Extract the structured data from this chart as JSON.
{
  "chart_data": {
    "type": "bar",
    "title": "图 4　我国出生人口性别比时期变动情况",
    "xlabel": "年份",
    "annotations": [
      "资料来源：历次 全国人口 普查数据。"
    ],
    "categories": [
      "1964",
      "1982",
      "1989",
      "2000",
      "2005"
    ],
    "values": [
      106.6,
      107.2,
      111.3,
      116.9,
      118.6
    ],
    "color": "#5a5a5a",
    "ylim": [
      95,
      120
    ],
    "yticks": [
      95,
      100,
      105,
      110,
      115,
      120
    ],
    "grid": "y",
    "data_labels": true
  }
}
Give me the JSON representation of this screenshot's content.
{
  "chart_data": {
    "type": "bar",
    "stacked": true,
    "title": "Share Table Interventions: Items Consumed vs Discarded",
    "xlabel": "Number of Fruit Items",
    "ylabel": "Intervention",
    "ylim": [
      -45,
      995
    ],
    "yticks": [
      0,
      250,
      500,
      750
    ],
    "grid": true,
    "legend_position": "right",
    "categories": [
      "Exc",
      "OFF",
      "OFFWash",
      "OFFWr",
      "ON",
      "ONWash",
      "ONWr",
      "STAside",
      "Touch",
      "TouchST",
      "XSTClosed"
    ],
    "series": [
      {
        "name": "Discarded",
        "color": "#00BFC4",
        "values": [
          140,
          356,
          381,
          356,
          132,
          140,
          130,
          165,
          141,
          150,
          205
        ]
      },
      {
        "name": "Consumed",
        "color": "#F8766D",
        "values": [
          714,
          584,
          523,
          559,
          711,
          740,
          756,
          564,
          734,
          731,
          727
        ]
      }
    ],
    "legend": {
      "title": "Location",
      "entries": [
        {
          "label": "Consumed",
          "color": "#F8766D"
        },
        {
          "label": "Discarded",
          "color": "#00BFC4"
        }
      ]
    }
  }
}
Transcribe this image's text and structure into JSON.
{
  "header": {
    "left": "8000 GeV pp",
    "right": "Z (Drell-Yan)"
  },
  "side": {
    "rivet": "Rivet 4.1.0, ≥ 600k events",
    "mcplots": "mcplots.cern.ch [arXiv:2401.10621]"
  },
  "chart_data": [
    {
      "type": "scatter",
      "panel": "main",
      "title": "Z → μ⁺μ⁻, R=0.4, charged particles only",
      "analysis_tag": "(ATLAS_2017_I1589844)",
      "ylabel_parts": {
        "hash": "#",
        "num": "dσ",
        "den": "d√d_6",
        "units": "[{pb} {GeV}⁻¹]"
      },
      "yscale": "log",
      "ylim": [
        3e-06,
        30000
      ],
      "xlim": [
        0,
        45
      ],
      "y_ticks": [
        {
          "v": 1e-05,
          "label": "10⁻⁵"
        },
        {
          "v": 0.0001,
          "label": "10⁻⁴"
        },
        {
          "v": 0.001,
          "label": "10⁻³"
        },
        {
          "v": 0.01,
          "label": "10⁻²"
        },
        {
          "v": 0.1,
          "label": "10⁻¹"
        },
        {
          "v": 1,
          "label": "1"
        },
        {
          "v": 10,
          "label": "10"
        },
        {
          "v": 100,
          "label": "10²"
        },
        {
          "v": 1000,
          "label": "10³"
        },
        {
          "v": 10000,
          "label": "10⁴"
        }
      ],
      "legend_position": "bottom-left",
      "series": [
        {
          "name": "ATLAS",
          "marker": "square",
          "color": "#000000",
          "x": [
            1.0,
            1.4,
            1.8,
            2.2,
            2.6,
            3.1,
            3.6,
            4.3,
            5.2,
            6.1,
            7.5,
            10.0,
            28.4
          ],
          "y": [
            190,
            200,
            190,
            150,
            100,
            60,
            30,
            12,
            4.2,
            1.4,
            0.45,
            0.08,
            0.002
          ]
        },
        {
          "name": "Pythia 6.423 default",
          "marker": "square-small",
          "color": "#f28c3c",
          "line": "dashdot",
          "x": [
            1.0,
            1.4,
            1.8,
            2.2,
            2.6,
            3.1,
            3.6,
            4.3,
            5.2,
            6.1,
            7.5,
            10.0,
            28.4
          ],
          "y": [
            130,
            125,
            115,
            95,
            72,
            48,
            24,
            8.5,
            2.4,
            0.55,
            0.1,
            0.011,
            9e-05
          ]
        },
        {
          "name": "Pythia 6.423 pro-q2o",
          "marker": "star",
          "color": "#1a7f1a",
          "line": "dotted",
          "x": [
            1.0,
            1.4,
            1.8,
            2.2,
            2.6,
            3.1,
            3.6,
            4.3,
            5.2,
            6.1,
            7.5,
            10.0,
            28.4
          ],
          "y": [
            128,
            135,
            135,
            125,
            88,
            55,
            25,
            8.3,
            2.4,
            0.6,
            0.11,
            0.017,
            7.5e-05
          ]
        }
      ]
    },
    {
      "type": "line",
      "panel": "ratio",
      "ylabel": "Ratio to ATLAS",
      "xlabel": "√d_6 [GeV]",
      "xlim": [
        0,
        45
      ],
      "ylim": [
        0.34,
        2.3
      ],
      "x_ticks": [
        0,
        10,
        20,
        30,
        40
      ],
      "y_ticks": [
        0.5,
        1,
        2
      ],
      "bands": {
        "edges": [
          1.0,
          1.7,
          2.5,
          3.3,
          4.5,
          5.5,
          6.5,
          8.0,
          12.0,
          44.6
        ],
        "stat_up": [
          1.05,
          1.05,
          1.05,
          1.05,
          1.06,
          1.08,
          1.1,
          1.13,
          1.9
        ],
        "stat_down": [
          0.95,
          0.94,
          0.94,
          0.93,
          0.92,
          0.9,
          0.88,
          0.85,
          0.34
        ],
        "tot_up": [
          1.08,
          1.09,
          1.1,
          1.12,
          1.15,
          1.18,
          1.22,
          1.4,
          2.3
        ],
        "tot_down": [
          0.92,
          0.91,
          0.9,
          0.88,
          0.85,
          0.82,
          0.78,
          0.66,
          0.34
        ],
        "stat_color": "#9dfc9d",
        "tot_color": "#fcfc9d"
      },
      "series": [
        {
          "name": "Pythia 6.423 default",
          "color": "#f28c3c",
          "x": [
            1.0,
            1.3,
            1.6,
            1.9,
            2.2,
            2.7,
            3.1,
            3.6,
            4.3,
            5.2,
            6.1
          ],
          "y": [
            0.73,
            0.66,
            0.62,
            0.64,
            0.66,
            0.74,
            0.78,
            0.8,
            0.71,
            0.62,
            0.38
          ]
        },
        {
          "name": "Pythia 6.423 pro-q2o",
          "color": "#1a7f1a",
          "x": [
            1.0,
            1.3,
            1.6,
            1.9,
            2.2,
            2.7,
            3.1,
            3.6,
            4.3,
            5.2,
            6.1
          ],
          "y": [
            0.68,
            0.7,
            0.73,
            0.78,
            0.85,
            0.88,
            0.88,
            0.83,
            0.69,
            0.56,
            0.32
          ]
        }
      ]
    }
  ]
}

----

#### Your objective
Your task is to gather every line with the word "Consumed" and copy it.

#### Answer to the problem
    "title": "Share Table Interventions: Items Consumed vs Discarded",
        "name": "Consumed",
          "label": "Consumed",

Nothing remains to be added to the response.